**Task material:**
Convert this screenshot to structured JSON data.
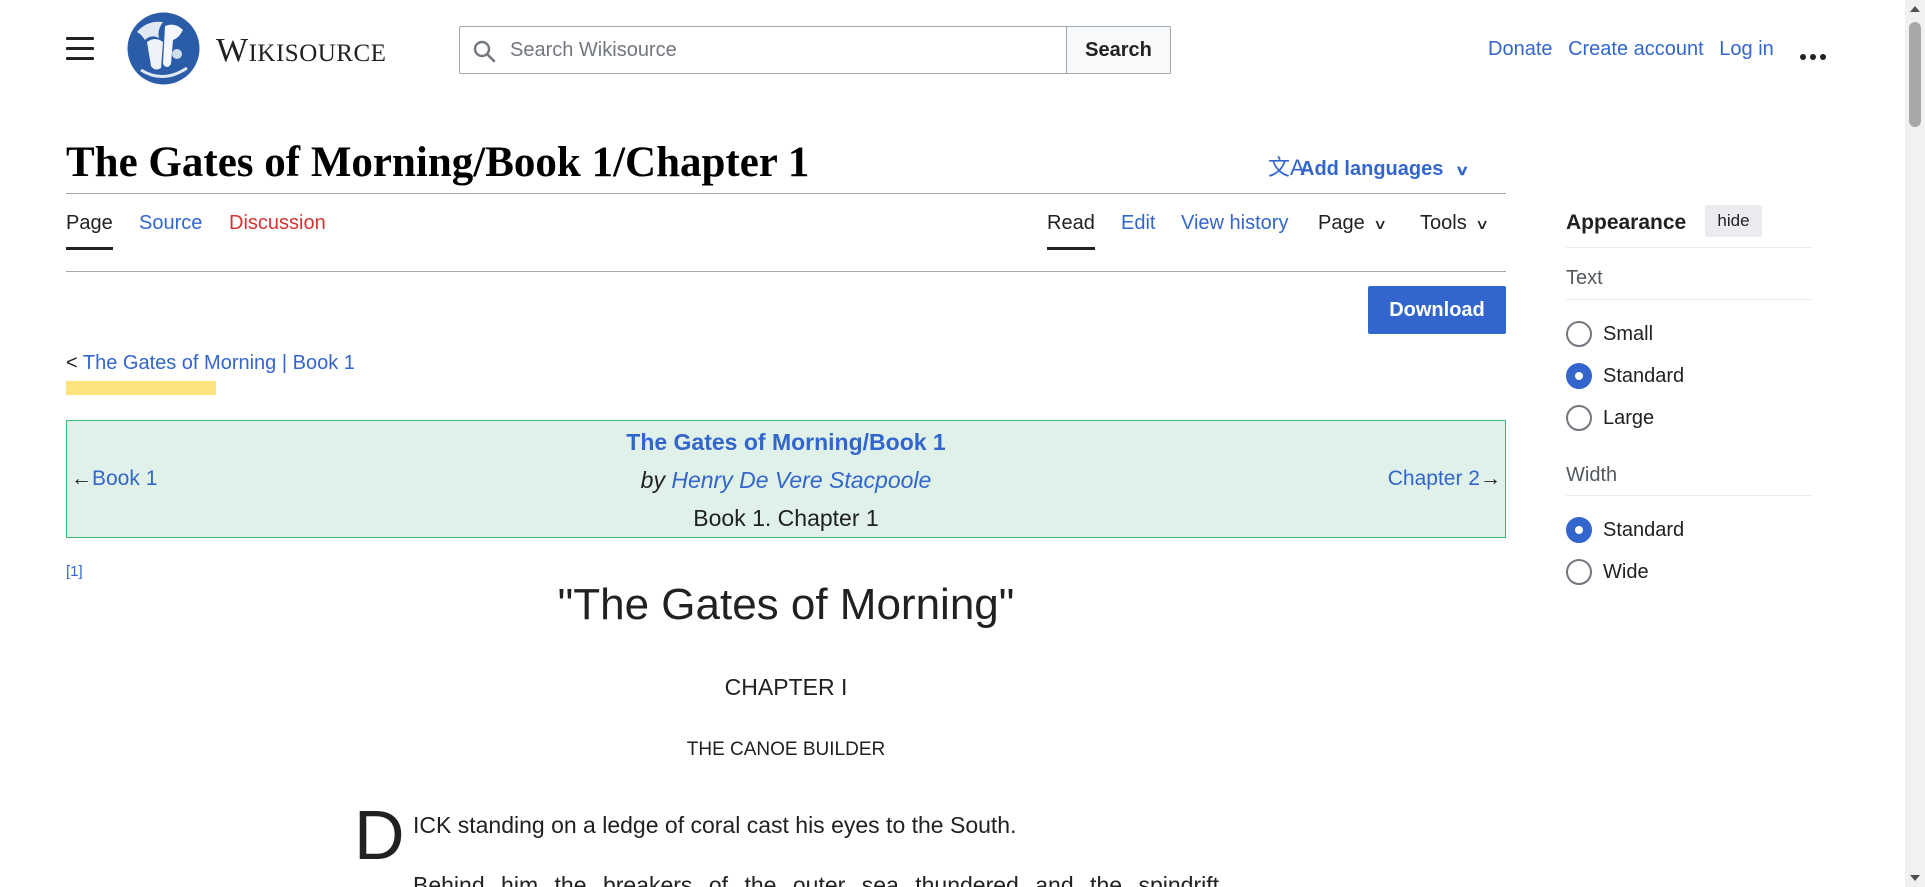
{
  "header": {
    "wordmark_first": "W",
    "wordmark_rest": "IKISOURCE",
    "search_placeholder": "Search Wikisource",
    "search_button": "Search",
    "user_links": [
      "Donate",
      "Create account",
      "Log in"
    ]
  },
  "page": {
    "title": "The Gates of Morning/Book 1/Chapter 1",
    "add_languages": "Add languages",
    "left_tabs": [
      "Page",
      "Source",
      "Discussion"
    ],
    "right_tabs": [
      "Read",
      "Edit",
      "View history"
    ],
    "menu_tabs": [
      "Page",
      "Tools"
    ],
    "download": "Download",
    "breadcrumb": {
      "prefix": "< ",
      "work": "The Gates of Morning",
      "sep": " | ",
      "part": "Book 1"
    }
  },
  "header_box": {
    "title": "The Gates of Morning/Book 1",
    "by": "by",
    "author": "Henry De Vere Stacpoole",
    "section": "Book 1. Chapter 1",
    "prev_arrow": "←",
    "prev": "Book 1",
    "next": "Chapter 2",
    "next_arrow": "→"
  },
  "content": {
    "footnote": "[1]",
    "heading": "\"The Gates of Morning\"",
    "chapter": "CHAPTER I",
    "subtitle": "THE CANOE BUILDER",
    "dropcap": "D",
    "para1": "ICK standing on a ledge of coral cast his eyes to the South.",
    "para2": "Behind him the breakers of the outer sea thundered and the spindrift"
  },
  "appearance": {
    "title": "Appearance",
    "hide": "hide",
    "text_heading": "Text",
    "text_options": [
      "Small",
      "Standard",
      "Large"
    ],
    "text_selected": "Standard",
    "width_heading": "Width",
    "width_options": [
      "Standard",
      "Wide"
    ],
    "width_selected": "Standard"
  },
  "colors": {
    "link": "#3366cc",
    "red_link": "#d73333",
    "header_box_bg": "#dff1e8",
    "header_box_border": "#3cb878",
    "primary_button": "#3366cc",
    "highlight": "#fce37c"
  },
  "icons": [
    "hamburger-icon",
    "wikisource-logo",
    "search-icon",
    "translate-icon",
    "chevron-down-icon",
    "ellipsis-icon"
  ]
}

**Aim:** Write out the listing above exactly as it stands, pictures excluded.

**The answer:**
Convert this screenshot to structured JSON data.
{
  "header": {
    "wordmark_first": "W",
    "wordmark_rest": "IKISOURCE",
    "search_placeholder": "Search Wikisource",
    "search_button": "Search",
    "user_links": [
      "Donate",
      "Create account",
      "Log in"
    ]
  },
  "page": {
    "title": "The Gates of Morning/Book 1/Chapter 1",
    "add_languages": "Add languages",
    "left_tabs": [
      "Page",
      "Source",
      "Discussion"
    ],
    "right_tabs": [
      "Read",
      "Edit",
      "View history"
    ],
    "menu_tabs": [
      "Page",
      "Tools"
    ],
    "download": "Download",
    "breadcrumb": {
      "prefix": "< ",
      "work": "The Gates of Morning",
      "sep": " | ",
      "part": "Book 1"
    }
  },
  "header_box": {
    "title": "The Gates of Morning/Book 1",
    "by": "by",
    "author": "Henry De Vere Stacpoole",
    "section": "Book 1. Chapter 1",
    "prev_arrow": "←",
    "prev": "Book 1",
    "next": "Chapter 2",
    "next_arrow": "→"
  },
  "content": {
    "footnote": "[1]",
    "heading": "\"The Gates of Morning\"",
    "chapter": "CHAPTER I",
    "subtitle": "THE CANOE BUILDER",
    "dropcap": "D",
    "para1": "ICK standing on a ledge of coral cast his eyes to the South.",
    "para2": "Behind him the breakers of the outer sea thundered and the spindrift"
  },
  "appearance": {
    "title": "Appearance",
    "hide": "hide",
    "text_heading": "Text",
    "text_options": [
      "Small",
      "Standard",
      "Large"
    ],
    "text_selected": "Standard",
    "width_heading": "Width",
    "width_options": [
      "Standard",
      "Wide"
    ],
    "width_selected": "Standard"
  },
  "colors": {
    "link": "#3366cc",
    "red_link": "#d73333",
    "header_box_bg": "#dff1e8",
    "header_box_border": "#3cb878",
    "primary_button": "#3366cc",
    "highlight": "#fce37c"
  },
  "icons": [
    "hamburger-icon",
    "wikisource-logo",
    "search-icon",
    "translate-icon",
    "chevron-down-icon",
    "ellipsis-icon"
  ]
}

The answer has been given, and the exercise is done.